Task prompt — Extract every line of the material below that contains the string "IMPACTFULINSIGHTS", copying each such line in full.

Material —
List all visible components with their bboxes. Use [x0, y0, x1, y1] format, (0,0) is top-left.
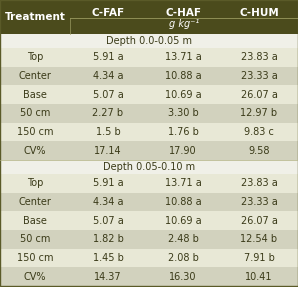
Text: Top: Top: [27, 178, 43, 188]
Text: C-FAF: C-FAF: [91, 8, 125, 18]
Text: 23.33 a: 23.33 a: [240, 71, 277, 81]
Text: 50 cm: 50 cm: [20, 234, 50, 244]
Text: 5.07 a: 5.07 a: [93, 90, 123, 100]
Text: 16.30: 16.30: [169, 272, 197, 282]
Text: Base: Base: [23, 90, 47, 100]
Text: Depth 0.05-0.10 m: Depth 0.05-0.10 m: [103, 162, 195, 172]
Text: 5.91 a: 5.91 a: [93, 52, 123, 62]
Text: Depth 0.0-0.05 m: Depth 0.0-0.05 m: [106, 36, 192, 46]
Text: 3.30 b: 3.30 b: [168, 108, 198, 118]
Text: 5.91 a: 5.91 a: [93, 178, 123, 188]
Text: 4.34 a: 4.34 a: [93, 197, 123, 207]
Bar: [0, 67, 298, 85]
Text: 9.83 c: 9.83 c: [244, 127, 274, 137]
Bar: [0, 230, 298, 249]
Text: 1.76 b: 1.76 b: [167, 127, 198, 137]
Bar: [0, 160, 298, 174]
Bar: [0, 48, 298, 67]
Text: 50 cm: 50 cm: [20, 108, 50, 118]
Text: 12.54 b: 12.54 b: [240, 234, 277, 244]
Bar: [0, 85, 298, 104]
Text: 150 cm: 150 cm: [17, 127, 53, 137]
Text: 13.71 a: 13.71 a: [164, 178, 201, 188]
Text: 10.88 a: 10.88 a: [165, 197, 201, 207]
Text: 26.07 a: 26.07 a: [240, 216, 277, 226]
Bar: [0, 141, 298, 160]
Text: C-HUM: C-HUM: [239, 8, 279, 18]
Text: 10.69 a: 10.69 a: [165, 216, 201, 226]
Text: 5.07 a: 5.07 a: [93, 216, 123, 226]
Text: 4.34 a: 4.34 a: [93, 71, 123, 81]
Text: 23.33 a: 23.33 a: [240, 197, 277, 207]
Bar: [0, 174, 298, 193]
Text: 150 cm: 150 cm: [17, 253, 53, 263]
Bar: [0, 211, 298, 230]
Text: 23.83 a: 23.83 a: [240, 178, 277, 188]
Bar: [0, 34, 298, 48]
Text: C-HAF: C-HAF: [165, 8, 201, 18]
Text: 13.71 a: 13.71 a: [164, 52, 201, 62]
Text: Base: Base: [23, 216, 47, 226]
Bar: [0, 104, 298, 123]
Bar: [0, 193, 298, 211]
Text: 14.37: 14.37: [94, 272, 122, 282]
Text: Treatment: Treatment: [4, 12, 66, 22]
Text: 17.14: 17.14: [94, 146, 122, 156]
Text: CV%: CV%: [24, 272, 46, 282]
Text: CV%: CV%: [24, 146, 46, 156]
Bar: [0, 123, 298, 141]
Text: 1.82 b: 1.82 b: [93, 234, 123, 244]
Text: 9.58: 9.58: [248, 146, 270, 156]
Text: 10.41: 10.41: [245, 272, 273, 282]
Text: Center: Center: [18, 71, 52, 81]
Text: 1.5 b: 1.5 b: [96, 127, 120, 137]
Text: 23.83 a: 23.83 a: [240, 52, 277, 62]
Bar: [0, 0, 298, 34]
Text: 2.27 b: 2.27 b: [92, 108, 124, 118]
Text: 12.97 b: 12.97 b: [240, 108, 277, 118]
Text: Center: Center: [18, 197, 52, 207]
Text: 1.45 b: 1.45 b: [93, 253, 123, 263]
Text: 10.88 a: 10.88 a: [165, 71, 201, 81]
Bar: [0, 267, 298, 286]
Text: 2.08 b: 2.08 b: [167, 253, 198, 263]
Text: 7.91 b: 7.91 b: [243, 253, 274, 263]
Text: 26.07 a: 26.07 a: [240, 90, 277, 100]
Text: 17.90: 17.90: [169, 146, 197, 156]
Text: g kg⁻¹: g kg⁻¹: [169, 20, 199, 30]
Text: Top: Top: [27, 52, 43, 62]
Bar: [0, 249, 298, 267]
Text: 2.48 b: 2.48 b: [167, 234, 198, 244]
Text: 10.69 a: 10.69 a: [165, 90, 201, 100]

---

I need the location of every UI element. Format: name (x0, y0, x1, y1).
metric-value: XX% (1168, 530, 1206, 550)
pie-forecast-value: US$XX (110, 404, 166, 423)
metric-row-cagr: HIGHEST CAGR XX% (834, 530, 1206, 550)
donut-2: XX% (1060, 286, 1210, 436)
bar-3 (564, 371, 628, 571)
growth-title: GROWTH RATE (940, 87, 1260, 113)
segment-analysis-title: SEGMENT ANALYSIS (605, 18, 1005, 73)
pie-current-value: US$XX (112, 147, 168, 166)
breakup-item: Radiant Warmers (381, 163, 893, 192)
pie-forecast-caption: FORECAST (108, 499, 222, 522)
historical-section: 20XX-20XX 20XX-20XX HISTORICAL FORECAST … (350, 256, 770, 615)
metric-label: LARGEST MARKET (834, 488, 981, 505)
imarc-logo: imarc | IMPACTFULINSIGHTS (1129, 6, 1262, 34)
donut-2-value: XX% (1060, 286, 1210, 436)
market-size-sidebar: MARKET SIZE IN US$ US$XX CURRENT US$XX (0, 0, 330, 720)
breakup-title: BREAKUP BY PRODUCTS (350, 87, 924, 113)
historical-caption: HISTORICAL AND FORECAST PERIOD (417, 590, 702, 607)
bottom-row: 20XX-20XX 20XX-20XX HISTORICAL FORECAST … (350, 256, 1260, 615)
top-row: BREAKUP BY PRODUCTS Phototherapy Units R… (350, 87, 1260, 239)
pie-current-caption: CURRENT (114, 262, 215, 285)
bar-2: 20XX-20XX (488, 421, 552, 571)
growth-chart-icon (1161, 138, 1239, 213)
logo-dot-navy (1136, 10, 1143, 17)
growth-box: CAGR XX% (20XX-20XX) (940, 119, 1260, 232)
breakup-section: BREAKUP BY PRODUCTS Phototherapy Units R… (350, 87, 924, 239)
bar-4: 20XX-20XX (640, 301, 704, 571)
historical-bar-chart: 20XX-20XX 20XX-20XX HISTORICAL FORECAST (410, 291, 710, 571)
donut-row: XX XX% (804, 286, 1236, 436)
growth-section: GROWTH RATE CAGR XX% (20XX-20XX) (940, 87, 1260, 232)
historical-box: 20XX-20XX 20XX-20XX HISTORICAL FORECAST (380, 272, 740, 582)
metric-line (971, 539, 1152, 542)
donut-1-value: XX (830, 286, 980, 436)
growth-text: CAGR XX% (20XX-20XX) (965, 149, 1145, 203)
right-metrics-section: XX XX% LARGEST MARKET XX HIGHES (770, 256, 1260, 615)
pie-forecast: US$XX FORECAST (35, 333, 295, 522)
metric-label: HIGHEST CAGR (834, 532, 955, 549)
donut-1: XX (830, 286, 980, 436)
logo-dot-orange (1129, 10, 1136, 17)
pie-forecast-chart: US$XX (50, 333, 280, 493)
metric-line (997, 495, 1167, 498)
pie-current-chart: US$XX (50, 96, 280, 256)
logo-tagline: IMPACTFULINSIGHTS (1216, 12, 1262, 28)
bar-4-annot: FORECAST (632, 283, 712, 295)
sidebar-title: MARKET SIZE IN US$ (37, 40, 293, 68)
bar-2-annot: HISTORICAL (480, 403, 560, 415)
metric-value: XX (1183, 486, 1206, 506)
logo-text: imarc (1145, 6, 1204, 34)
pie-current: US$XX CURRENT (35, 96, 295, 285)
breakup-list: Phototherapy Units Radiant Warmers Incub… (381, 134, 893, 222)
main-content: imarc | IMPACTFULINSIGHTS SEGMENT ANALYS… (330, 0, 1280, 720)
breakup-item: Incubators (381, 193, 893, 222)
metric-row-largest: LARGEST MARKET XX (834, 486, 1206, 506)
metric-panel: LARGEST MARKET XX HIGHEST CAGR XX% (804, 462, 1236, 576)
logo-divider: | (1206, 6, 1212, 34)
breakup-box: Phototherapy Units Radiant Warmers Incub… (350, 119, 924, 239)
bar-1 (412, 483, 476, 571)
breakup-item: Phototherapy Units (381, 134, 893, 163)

Response to this exercise —
imarc-logo: imarc | IMPACTFULINSIGHTS (1129, 6, 1262, 34)
logo-tagline: IMPACTFULINSIGHTS (1216, 12, 1262, 28)
main-content: imarc | IMPACTFULINSIGHTS SEGMENT ANALYS… (330, 0, 1280, 720)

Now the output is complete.